Short problem: Transcribe the records exactly. Pictures do not belong in the transcription.

———

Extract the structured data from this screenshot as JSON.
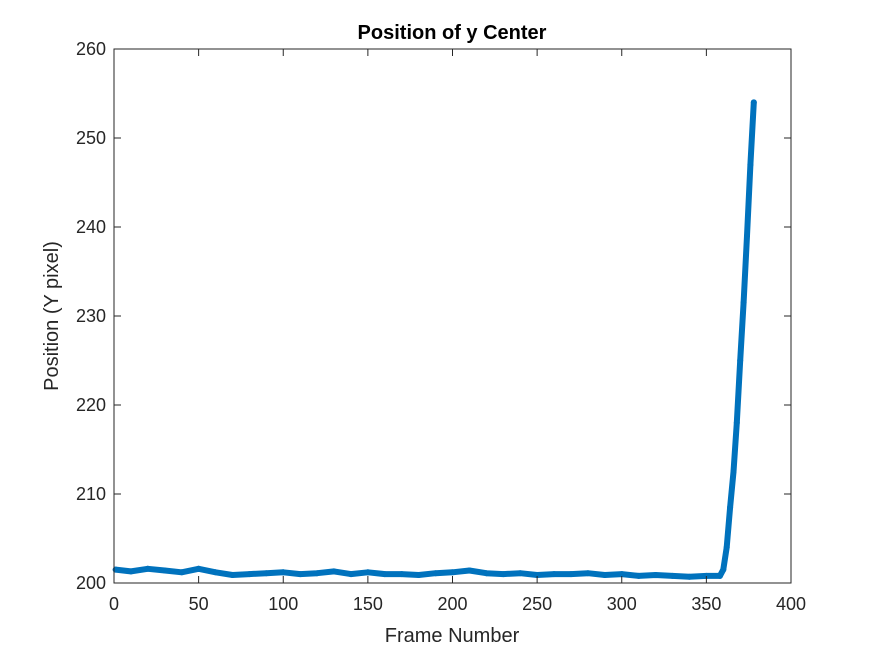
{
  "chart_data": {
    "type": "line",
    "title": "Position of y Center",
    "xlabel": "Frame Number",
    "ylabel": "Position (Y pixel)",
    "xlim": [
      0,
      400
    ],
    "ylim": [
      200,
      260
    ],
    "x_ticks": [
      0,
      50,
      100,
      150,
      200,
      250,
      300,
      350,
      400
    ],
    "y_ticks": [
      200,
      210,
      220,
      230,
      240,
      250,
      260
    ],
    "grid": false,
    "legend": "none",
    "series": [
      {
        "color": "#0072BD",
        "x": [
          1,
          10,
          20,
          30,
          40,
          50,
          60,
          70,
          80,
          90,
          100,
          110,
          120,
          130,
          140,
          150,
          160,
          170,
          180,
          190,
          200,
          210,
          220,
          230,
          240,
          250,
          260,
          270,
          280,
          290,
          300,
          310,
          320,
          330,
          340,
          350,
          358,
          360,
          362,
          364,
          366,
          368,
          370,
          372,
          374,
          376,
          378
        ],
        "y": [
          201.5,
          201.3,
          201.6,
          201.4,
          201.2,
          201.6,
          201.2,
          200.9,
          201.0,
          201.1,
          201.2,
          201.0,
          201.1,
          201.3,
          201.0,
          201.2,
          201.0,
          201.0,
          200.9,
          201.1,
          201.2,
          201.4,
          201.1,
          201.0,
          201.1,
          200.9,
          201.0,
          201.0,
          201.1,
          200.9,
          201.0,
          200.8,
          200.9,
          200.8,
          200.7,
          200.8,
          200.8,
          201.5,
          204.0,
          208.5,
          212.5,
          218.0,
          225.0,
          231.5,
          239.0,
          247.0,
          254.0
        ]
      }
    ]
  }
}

———

Task result:
Extract the structured data from this screenshot as JSON.
{
  "chart_data": {
    "type": "line",
    "title": "Position of y Center",
    "xlabel": "Frame Number",
    "ylabel": "Position (Y pixel)",
    "xlim": [
      0,
      400
    ],
    "ylim": [
      200,
      260
    ],
    "x_ticks": [
      0,
      50,
      100,
      150,
      200,
      250,
      300,
      350,
      400
    ],
    "y_ticks": [
      200,
      210,
      220,
      230,
      240,
      250,
      260
    ],
    "grid": false,
    "legend": "none",
    "series": [
      {
        "color": "#0072BD",
        "x": [
          1,
          10,
          20,
          30,
          40,
          50,
          60,
          70,
          80,
          90,
          100,
          110,
          120,
          130,
          140,
          150,
          160,
          170,
          180,
          190,
          200,
          210,
          220,
          230,
          240,
          250,
          260,
          270,
          280,
          290,
          300,
          310,
          320,
          330,
          340,
          350,
          358,
          360,
          362,
          364,
          366,
          368,
          370,
          372,
          374,
          376,
          378
        ],
        "y": [
          201.5,
          201.3,
          201.6,
          201.4,
          201.2,
          201.6,
          201.2,
          200.9,
          201.0,
          201.1,
          201.2,
          201.0,
          201.1,
          201.3,
          201.0,
          201.2,
          201.0,
          201.0,
          200.9,
          201.1,
          201.2,
          201.4,
          201.1,
          201.0,
          201.1,
          200.9,
          201.0,
          201.0,
          201.1,
          200.9,
          201.0,
          200.8,
          200.9,
          200.8,
          200.7,
          200.8,
          200.8,
          201.5,
          204.0,
          208.5,
          212.5,
          218.0,
          225.0,
          231.5,
          239.0,
          247.0,
          254.0
        ]
      }
    ]
  }
}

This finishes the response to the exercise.